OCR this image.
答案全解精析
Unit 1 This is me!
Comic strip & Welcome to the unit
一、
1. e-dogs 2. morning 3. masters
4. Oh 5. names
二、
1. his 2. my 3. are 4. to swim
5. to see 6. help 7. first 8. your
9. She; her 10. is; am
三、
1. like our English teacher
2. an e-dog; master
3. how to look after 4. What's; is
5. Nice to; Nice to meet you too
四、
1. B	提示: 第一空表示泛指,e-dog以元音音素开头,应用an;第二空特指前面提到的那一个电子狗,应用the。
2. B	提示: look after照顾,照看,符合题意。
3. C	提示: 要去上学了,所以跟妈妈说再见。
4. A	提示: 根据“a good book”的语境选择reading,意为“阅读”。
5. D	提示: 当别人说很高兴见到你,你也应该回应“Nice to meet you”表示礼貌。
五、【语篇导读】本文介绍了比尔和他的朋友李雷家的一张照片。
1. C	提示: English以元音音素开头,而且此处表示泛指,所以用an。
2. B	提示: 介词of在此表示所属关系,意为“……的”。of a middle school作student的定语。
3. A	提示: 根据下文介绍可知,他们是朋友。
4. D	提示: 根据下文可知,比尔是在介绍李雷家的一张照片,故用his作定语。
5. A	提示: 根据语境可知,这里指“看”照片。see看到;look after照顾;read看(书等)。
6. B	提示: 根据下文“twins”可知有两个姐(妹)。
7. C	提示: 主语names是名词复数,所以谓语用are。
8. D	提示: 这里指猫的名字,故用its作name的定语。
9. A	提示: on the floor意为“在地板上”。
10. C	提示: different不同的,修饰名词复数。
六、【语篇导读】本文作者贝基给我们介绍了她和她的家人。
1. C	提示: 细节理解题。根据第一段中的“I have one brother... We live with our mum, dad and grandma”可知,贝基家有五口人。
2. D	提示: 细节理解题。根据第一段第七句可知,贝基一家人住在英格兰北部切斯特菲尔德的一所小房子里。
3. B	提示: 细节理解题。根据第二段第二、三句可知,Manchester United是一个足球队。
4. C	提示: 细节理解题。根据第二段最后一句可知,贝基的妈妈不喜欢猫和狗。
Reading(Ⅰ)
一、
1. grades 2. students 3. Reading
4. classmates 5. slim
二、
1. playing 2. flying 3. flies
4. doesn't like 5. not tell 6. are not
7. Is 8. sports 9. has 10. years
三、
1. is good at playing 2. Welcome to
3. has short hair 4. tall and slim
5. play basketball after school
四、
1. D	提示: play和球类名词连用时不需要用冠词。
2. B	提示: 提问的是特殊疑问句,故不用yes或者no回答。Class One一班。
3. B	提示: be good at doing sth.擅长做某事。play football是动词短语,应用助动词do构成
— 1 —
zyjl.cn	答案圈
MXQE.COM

--

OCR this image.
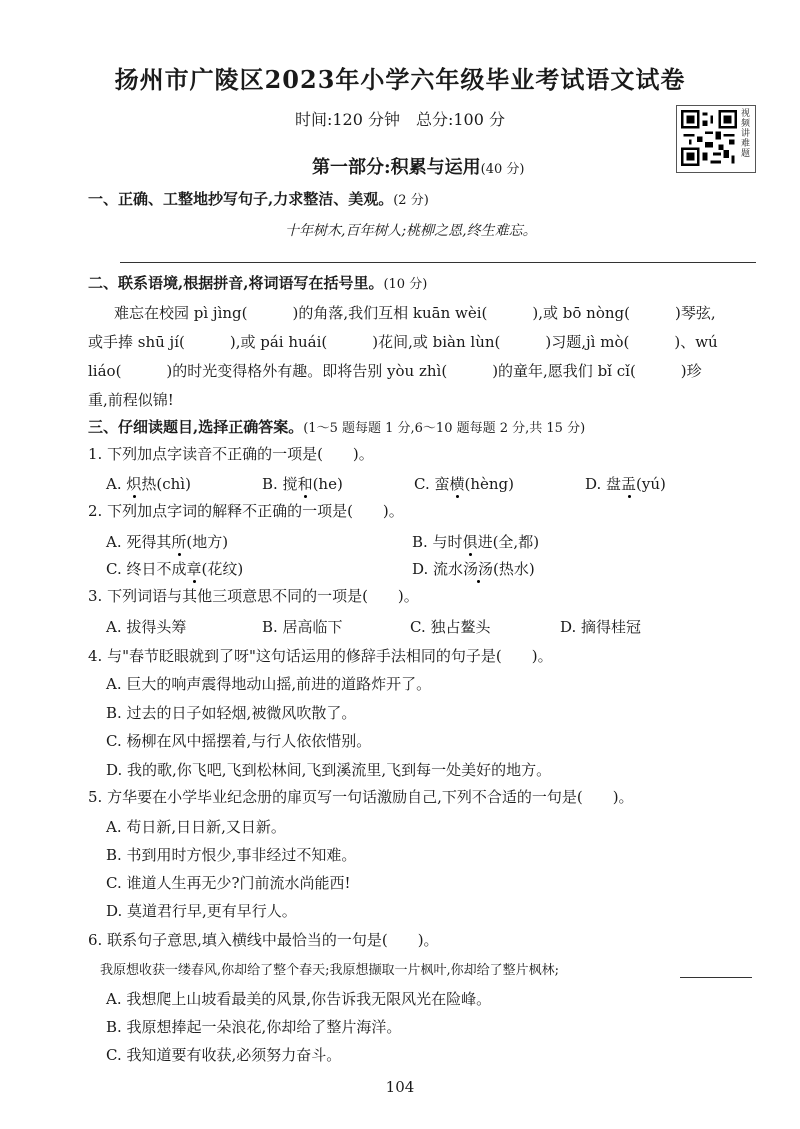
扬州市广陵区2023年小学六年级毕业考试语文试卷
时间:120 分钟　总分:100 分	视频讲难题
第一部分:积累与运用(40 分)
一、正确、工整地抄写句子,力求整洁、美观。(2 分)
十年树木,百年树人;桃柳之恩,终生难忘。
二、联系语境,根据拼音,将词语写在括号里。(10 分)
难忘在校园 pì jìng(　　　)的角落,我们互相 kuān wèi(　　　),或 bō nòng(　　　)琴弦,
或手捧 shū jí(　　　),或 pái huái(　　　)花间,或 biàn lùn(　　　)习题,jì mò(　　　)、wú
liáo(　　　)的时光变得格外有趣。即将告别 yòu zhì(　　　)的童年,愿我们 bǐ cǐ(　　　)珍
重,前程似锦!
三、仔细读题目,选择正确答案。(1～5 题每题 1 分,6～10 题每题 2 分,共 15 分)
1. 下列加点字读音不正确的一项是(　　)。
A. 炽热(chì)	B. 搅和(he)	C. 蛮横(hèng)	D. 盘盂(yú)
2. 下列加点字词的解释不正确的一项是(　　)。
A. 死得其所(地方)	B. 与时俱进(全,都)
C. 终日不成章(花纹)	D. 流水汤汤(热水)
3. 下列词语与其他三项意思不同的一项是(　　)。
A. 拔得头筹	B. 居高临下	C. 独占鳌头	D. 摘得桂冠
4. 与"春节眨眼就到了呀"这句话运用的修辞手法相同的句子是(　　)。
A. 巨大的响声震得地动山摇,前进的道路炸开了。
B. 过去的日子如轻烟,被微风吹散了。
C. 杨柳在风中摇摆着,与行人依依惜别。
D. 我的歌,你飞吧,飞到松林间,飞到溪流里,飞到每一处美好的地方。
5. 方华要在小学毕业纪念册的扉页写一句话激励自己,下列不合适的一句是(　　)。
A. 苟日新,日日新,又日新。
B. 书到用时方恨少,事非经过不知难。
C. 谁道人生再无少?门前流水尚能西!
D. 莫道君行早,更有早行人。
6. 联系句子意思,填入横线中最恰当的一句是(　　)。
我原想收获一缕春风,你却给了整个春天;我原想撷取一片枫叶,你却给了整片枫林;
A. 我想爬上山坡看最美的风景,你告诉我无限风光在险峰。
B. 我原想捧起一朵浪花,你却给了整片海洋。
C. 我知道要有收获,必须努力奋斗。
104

* **Written request**:
Look over the listing. Pull out every line with the string "语篇导读" in it.

* **Exercise result**:
五、【语篇导读】本文介绍了比尔和他的朋友李雷家的一张照片。
六、【语篇导读】本文作者贝基给我们介绍了她和她的家人。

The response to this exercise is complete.